Requirements
Here are some entries; quote each one exactly.

══════

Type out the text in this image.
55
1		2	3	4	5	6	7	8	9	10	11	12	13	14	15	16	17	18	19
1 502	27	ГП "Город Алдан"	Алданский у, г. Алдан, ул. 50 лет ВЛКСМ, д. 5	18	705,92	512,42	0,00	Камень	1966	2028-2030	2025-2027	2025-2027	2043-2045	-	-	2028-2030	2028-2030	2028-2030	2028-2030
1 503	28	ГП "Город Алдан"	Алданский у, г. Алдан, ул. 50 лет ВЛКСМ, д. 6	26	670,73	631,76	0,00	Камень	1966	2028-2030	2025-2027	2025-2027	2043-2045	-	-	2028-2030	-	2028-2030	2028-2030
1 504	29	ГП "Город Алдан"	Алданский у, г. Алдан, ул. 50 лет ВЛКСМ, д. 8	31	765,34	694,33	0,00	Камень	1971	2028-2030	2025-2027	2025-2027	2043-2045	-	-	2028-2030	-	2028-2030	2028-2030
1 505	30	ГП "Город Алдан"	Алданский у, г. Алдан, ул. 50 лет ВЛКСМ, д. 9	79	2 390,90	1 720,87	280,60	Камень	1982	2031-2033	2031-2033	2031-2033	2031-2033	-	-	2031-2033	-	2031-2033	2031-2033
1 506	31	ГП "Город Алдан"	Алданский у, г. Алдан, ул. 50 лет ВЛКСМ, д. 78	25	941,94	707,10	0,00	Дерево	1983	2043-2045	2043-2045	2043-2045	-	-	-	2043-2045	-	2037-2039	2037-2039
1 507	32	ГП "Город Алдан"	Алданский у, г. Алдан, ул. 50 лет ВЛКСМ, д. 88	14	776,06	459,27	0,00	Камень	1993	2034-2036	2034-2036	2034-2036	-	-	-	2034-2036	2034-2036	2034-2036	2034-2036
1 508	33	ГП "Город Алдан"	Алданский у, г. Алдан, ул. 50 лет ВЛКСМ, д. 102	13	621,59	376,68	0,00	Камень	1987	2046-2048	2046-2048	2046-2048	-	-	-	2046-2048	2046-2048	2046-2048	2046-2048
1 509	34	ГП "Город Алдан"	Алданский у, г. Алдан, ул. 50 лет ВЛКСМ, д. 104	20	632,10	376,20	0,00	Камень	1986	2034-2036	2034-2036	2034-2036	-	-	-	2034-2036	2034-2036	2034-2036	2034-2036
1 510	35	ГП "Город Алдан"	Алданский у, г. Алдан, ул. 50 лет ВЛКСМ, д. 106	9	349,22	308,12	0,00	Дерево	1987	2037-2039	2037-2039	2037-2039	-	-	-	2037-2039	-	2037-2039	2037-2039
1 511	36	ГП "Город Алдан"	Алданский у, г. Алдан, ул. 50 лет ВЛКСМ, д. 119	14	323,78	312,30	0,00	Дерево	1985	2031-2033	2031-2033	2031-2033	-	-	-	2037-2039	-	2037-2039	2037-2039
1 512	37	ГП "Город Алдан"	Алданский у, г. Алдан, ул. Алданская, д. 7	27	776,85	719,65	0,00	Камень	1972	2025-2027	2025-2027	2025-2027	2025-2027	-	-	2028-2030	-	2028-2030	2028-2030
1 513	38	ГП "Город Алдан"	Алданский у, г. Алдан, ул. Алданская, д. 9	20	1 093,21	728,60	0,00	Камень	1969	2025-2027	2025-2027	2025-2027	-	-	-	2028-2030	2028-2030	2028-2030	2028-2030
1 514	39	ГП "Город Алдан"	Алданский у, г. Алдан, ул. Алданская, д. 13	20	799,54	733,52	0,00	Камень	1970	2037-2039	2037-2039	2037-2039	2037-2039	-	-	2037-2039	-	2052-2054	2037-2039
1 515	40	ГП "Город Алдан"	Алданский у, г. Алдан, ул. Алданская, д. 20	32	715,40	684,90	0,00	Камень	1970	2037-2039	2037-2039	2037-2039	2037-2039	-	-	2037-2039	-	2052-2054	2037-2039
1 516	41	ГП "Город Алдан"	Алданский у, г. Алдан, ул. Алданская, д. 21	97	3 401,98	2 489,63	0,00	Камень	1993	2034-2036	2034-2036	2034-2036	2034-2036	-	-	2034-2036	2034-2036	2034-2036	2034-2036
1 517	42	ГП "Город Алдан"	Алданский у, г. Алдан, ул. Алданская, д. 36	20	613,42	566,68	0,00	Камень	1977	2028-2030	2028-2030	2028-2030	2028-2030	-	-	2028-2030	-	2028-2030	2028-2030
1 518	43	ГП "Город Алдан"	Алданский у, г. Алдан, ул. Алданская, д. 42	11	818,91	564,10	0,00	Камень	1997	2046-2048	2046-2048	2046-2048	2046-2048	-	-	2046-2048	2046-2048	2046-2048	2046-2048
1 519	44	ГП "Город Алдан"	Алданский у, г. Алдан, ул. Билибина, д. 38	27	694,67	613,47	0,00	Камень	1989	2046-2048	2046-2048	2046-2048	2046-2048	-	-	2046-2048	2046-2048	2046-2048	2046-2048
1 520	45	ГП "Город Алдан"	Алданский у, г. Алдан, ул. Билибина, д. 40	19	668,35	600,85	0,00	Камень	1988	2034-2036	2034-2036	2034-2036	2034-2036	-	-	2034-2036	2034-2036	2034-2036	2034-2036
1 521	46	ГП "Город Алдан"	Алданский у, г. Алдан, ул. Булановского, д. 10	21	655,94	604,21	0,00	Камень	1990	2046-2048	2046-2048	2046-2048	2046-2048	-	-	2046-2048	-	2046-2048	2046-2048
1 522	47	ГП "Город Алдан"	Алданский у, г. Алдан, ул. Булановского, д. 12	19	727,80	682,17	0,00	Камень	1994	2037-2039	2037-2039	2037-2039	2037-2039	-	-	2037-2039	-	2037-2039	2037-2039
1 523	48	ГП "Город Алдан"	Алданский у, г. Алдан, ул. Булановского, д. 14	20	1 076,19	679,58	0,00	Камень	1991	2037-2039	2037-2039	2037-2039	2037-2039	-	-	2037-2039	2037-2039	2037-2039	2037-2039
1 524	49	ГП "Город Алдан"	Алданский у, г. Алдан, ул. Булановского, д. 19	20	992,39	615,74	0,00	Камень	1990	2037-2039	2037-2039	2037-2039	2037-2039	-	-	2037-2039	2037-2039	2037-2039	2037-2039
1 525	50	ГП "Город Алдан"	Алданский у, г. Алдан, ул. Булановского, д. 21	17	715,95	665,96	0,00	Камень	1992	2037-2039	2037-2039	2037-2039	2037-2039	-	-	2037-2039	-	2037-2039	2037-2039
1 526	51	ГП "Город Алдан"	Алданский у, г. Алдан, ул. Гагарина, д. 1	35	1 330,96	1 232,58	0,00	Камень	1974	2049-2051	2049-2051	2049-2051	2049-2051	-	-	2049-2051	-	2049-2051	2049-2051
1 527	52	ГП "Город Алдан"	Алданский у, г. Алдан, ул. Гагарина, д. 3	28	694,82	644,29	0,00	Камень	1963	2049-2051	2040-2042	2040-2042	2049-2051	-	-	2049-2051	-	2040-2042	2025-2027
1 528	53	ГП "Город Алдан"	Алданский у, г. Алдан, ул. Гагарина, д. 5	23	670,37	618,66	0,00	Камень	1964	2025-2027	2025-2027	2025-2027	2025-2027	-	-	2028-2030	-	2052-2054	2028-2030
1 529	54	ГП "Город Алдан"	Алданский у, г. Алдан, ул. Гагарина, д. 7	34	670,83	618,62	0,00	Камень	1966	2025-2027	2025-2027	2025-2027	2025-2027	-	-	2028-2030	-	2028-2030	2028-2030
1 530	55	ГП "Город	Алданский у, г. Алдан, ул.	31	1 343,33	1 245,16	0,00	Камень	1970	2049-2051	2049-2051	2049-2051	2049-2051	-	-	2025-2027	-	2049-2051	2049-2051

══════

Finished task
Type out the text in this image.
55
1		2	3	4	5	6	7	8	9	10	11	12	13	14	15	16	17	18	19
1 502	27	ГП "Город Алдан"	Алданский у, г. Алдан, ул. 50 лет ВЛКСМ, д. 5	18	705,92	512,42	0,00	Камень	1966	2028-2030	2025-2027	2025-2027	2043-2045	-	-	2028-2030	2028-2030	2028-2030	2028-2030
1 503	28	ГП "Город Алдан"	Алданский у, г. Алдан, ул. 50 лет ВЛКСМ, д. 6	26	670,73	631,76	0,00	Камень	1966	2028-2030	2025-2027	2025-2027	2043-2045	-	-	2028-2030	-	2028-2030	2028-2030
1 504	29	ГП "Город Алдан"	Алданский у, г. Алдан, ул. 50 лет ВЛКСМ, д. 8	31	765,34	694,33	0,00	Камень	1971	2028-2030	2025-2027	2025-2027	2043-2045	-	-	2028-2030	-	2028-2030	2028-2030
1 505	30	ГП "Город Алдан"	Алданский у, г. Алдан, ул. 50 лет ВЛКСМ, д. 9	79	2 390,90	1 720,87	280,60	Камень	1982	2031-2033	2031-2033	2031-2033	2031-2033	-	-	2031-2033	-	2031-2033	2031-2033
1 506	31	ГП "Город Алдан"	Алданский у, г. Алдан, ул. 50 лет ВЛКСМ, д. 78	25	941,94	707,10	0,00	Дерево	1983	2043-2045	2043-2045	2043-2045	-	-	-	2043-2045	-	2037-2039	2037-2039
1 507	32	ГП "Город Алдан"	Алданский у, г. Алдан, ул. 50 лет ВЛКСМ, д. 88	14	776,06	459,27	0,00	Камень	1993	2034-2036	2034-2036	2034-2036	-	-	-	2034-2036	2034-2036	2034-2036	2034-2036
1 508	33	ГП "Город Алдан"	Алданский у, г. Алдан, ул. 50 лет ВЛКСМ, д. 102	13	621,59	376,68	0,00	Камень	1987	2046-2048	2046-2048	2046-2048	-	-	-	2046-2048	2046-2048	2046-2048	2046-2048
1 509	34	ГП "Город Алдан"	Алданский у, г. Алдан, ул. 50 лет ВЛКСМ, д. 104	20	632,10	376,20	0,00	Камень	1986	2034-2036	2034-2036	2034-2036	-	-	-	2034-2036	2034-2036	2034-2036	2034-2036
1 510	35	ГП "Город Алдан"	Алданский у, г. Алдан, ул. 50 лет ВЛКСМ, д. 106	9	349,22	308,12	0,00	Дерево	1987	2037-2039	2037-2039	2037-2039	-	-	-	2037-2039	-	2037-2039	2037-2039
1 511	36	ГП "Город Алдан"	Алданский у, г. Алдан, ул. 50 лет ВЛКСМ, д. 119	14	323,78	312,30	0,00	Дерево	1985	2031-2033	2031-2033	2031-2033	-	-	-	2037-2039	-	2037-2039	2037-2039
1 512	37	ГП "Город Алдан"	Алданский у, г. Алдан, ул. Алданская, д. 7	27	776,85	719,65	0,00	Камень	1972	2025-2027	2025-2027	2025-2027	2025-2027	-	-	2028-2030	-	2028-2030	2028-2030
1 513	38	ГП "Город Алдан"	Алданский у, г. Алдан, ул. Алданская, д. 9	20	1 093,21	728,60	0,00	Камень	1969	2025-2027	2025-2027	2025-2027	-	-	-	2028-2030	2028-2030	2028-2030	2028-2030
1 514	39	ГП "Город Алдан"	Алданский у, г. Алдан, ул. Алданская, д. 13	20	799,54	733,52	0,00	Камень	1970	2037-2039	2037-2039	2037-2039	2037-2039	-	-	2037-2039	-	2052-2054	2037-2039
1 515	40	ГП "Город Алдан"	Алданский у, г. Алдан, ул. Алданская, д. 20	32	715,40	684,90	0,00	Камень	1970	2037-2039	2037-2039	2037-2039	2037-2039	-	-	2037-2039	-	2052-2054	2037-2039
1 516	41	ГП "Город Алдан"	Алданский у, г. Алдан, ул. Алданская, д. 21	97	3 401,98	2 489,63	0,00	Камень	1993	2034-2036	2034-2036	2034-2036	2034-2036	-	-	2034-2036	2034-2036	2034-2036	2034-2036
1 517	42	ГП "Город Алдан"	Алданский у, г. Алдан, ул. Алданская, д. 36	20	613,42	566,68	0,00	Камень	1977	2028-2030	2028-2030	2028-2030	2028-2030	-	-	2028-2030	-	2028-2030	2028-2030
1 518	43	ГП "Город Алдан"	Алданский у, г. Алдан, ул. Алданская, д. 42	11	818,91	564,10	0,00	Камень	1997	2046-2048	2046-2048	2046-2048	2046-2048	-	-	2046-2048	2046-2048	2046-2048	2046-2048
1 519	44	ГП "Город Алдан"	Алданский у, г. Алдан, ул. Билибина, д. 38	27	694,67	613,47	0,00	Камень	1989	2046-2048	2046-2048	2046-2048	2046-2048	-	-	2046-2048	2046-2048	2046-2048	2046-2048
1 520	45	ГП "Город Алдан"	Алданский у, г. Алдан, ул. Билибина, д. 40	19	668,35	600,85	0,00	Камень	1988	2034-2036	2034-2036	2034-2036	2034-2036	-	-	2034-2036	2034-2036	2034-2036	2034-2036
1 521	46	ГП "Город Алдан"	Алданский у, г. Алдан, ул. Булановского, д. 10	21	655,94	604,21	0,00	Камень	1990	2046-2048	2046-2048	2046-2048	2046-2048	-	-	2046-2048	-	2046-2048	2046-2048
1 522	47	ГП "Город Алдан"	Алданский у, г. Алдан, ул. Булановского, д. 12	19	727,80	682,17	0,00	Камень	1994	2037-2039	2037-2039	2037-2039	2037-2039	-	-	2037-2039	-	2037-2039	2037-2039
1 523	48	ГП "Город Алдан"	Алданский у, г. Алдан, ул. Булановского, д. 14	20	1 076,19	679,58	0,00	Камень	1991	2037-2039	2037-2039	2037-2039	2037-2039	-	-	2037-2039	2037-2039	2037-2039	2037-2039
1 524	49	ГП "Город Алдан"	Алданский у, г. Алдан, ул. Булановского, д. 19	20	992,39	615,74	0,00	Камень	1990	2037-2039	2037-2039	2037-2039	2037-2039	-	-	2037-2039	2037-2039	2037-2039	2037-2039
1 525	50	ГП "Город Алдан"	Алданский у, г. Алдан, ул. Булановского, д. 21	17	715,95	665,96	0,00	Камень	1992	2037-2039	2037-2039	2037-2039	2037-2039	-	-	2037-2039	-	2037-2039	2037-2039
1 526	51	ГП "Город Алдан"	Алданский у, г. Алдан, ул. Гагарина, д. 1	35	1 330,96	1 232,58	0,00	Камень	1974	2049-2051	2049-2051	2049-2051	2049-2051	-	-	2049-2051	-	2049-2051	2049-2051
1 527	52	ГП "Город Алдан"	Алданский у, г. Алдан, ул. Гагарина, д. 3	28	694,82	644,29	0,00	Камень	1963	2049-2051	2040-2042	2040-2042	2049-2051	-	-	2049-2051	-	2040-2042	2025-2027
1 528	53	ГП "Город Алдан"	Алданский у, г. Алдан, ул. Гагарина, д. 5	23	670,37	618,66	0,00	Камень	1964	2025-2027	2025-2027	2025-2027	2025-2027	-	-	2028-2030	-	2052-2054	2028-2030
1 529	54	ГП "Город Алдан"	Алданский у, г. Алдан, ул. Гагарина, д. 7	34	670,83	618,62	0,00	Камень	1966	2025-2027	2025-2027	2025-2027	2025-2027	-	-	2028-2030	-	2028-2030	2028-2030
1 530	55	ГП "Город	Алданский у, г. Алдан, ул.	31	1 343,33	1 245,16	0,00	Камень	1970	2049-2051	2049-2051	2049-2051	2049-2051	-	-	2025-2027	-	2049-2051	2049-2051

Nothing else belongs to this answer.